- [What is expected]:
Leave out any pictures and transcribe all other data below exactly.
※ ※ ※
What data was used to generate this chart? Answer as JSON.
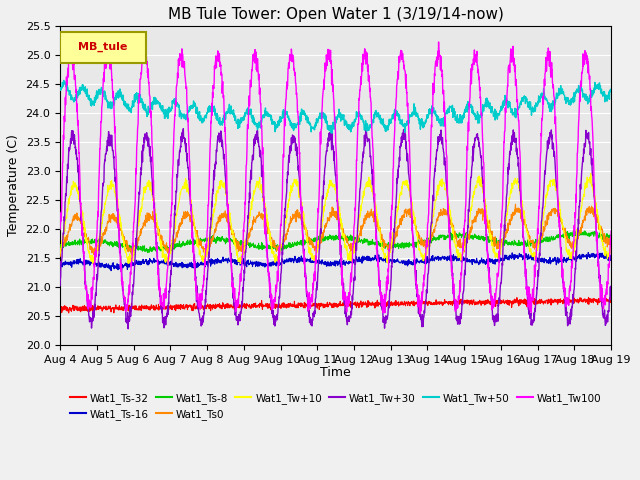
{
  "title": "MB Tule Tower: Open Water 1 (3/19/14-now)",
  "xlabel": "Time",
  "ylabel": "Temperature (C)",
  "ylim": [
    20.0,
    25.5
  ],
  "xlim": [
    0,
    15
  ],
  "x_tick_labels": [
    "Aug 4",
    "Aug 5",
    "Aug 6",
    "Aug 7",
    "Aug 8",
    "Aug 9",
    "Aug 10",
    "Aug 11",
    "Aug 12",
    "Aug 13",
    "Aug 14",
    "Aug 15",
    "Aug 16",
    "Aug 17",
    "Aug 18",
    "Aug 19"
  ],
  "series": {
    "Wat1_Ts-32": {
      "color": "#ff0000",
      "linewidth": 0.8
    },
    "Wat1_Ts-16": {
      "color": "#0000cc",
      "linewidth": 0.8
    },
    "Wat1_Ts-8": {
      "color": "#00cc00",
      "linewidth": 0.8
    },
    "Wat1_Ts0": {
      "color": "#ff8800",
      "linewidth": 0.8
    },
    "Wat1_Tw+10": {
      "color": "#ffff00",
      "linewidth": 0.8
    },
    "Wat1_Tw+30": {
      "color": "#8800cc",
      "linewidth": 1.0
    },
    "Wat1_Tw+50": {
      "color": "#00cccc",
      "linewidth": 1.0
    },
    "Wat1_Tw100": {
      "color": "#ff00ff",
      "linewidth": 1.0
    }
  },
  "legend_label": "MB_tule",
  "legend_label_color": "#cc0000",
  "legend_box_color": "#ffff99",
  "legend_box_edge": "#999900",
  "plot_bg_color": "#e8e8e8",
  "fig_bg_color": "#f0f0f0",
  "grid_color": "#ffffff",
  "title_fontsize": 11
}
※ ※ ※
- [Reply to the exercise]:
What data was used to generate this chart? Answer as JSON.
{
  "title": "MB Tule Tower: Open Water 1 (3/19/14-now)",
  "xlabel": "Time",
  "ylabel": "Temperature (C)",
  "ylim": [
    20.0,
    25.5
  ],
  "xlim": [
    0,
    15
  ],
  "x_tick_labels": [
    "Aug 4",
    "Aug 5",
    "Aug 6",
    "Aug 7",
    "Aug 8",
    "Aug 9",
    "Aug 10",
    "Aug 11",
    "Aug 12",
    "Aug 13",
    "Aug 14",
    "Aug 15",
    "Aug 16",
    "Aug 17",
    "Aug 18",
    "Aug 19"
  ],
  "series": {
    "Wat1_Ts-32": {
      "color": "#ff0000",
      "linewidth": 0.8
    },
    "Wat1_Ts-16": {
      "color": "#0000cc",
      "linewidth": 0.8
    },
    "Wat1_Ts-8": {
      "color": "#00cc00",
      "linewidth": 0.8
    },
    "Wat1_Ts0": {
      "color": "#ff8800",
      "linewidth": 0.8
    },
    "Wat1_Tw+10": {
      "color": "#ffff00",
      "linewidth": 0.8
    },
    "Wat1_Tw+30": {
      "color": "#8800cc",
      "linewidth": 1.0
    },
    "Wat1_Tw+50": {
      "color": "#00cccc",
      "linewidth": 1.0
    },
    "Wat1_Tw100": {
      "color": "#ff00ff",
      "linewidth": 1.0
    }
  },
  "legend_label": "MB_tule",
  "legend_label_color": "#cc0000",
  "legend_box_color": "#ffff99",
  "legend_box_edge": "#999900",
  "plot_bg_color": "#e8e8e8",
  "fig_bg_color": "#f0f0f0",
  "grid_color": "#ffffff",
  "title_fontsize": 11
}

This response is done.